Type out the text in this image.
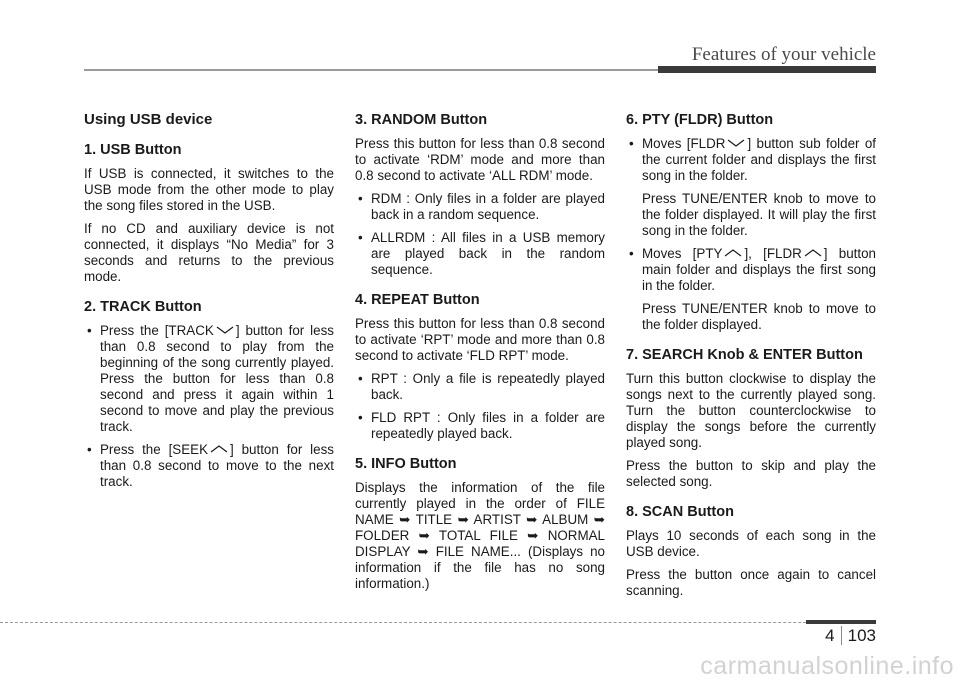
Features of your vehicle
Using USB device
1. USB Button

If USB is connected, it switches to the USB mode from the other mode to play the song files stored in the USB.

If no CD and auxiliary device is not connected, it displays “No Media” for 3 seconds and returns to the previous mode.

2. TRACK Button
• Press the [TRACK ] button for less than 0.8 second to play from the beginning of the song currently played. Press the button for less than 0.8 second and press it again within 1 second to move and play the previous track.
• Press the [SEEK ] button for less than 0.8 second to move to the next track.
3. RANDOM Button

Press this button for less than 0.8 second to activate ‘RDM’ mode and more than 0.8 second to activate ‘ALL RDM’ mode.

• RDM : Only files in a folder are played back in a random sequence.
• ALLRDM : All files in a USB memory are played back in the random sequence.
4. REPEAT Button

Press this button for less than 0.8 second to activate ‘RPT’ mode and more than 0.8 second to activate ‘FLD RPT’ mode.

• RPT : Only a file is repeatedly played back.
• FLD RPT : Only files in a folder are repeatedly played back.
5. INFO Button

Displays the information of the file currently played in the order of FILE NAME ➥ TITLE ➥ ARTIST ➥ ALBUM ➥ FOLDER ➥ TOTAL FILE ➥ NORMAL DISPLAY ➥ FILE NAME... (Displays no information if the file has no song information.)

6. PTY (FLDR) Button
• Moves [FLDR ] button sub folder of the current folder and displays the first song in the folder.
Press TUNE/ENTER knob to move to the folder displayed. It will play the first song in the folder.
• Moves [PTY ], [FLDR ] button main folder and displays the first song in the folder.
Press TUNE/ENTER knob to move to the folder displayed.
7. SEARCH Knob & ENTER Button

Turn this button clockwise to display the songs next to the currently played song. Turn the button counterclockwise to display the songs before the currently played song.

Press the button to skip and play the selected song.

8. SCAN Button

Plays 10 seconds of each song in the USB device.

Press the button once again to cancel scanning.

4 103
carmanualsonline.info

- - - - - - -

#### Problem details:
Copy all lines of the listing above that contain the string "from".

#### Response to the task:
If USB is connected, it switches to the USB mode from the other mode to play the song files stored in the USB.
• Press the [TRACK ] button for less than 0.8 second to play from the beginning of the song currently played. Press the button for less than 0.8 second and press it again within 1 second to move and play the previous track.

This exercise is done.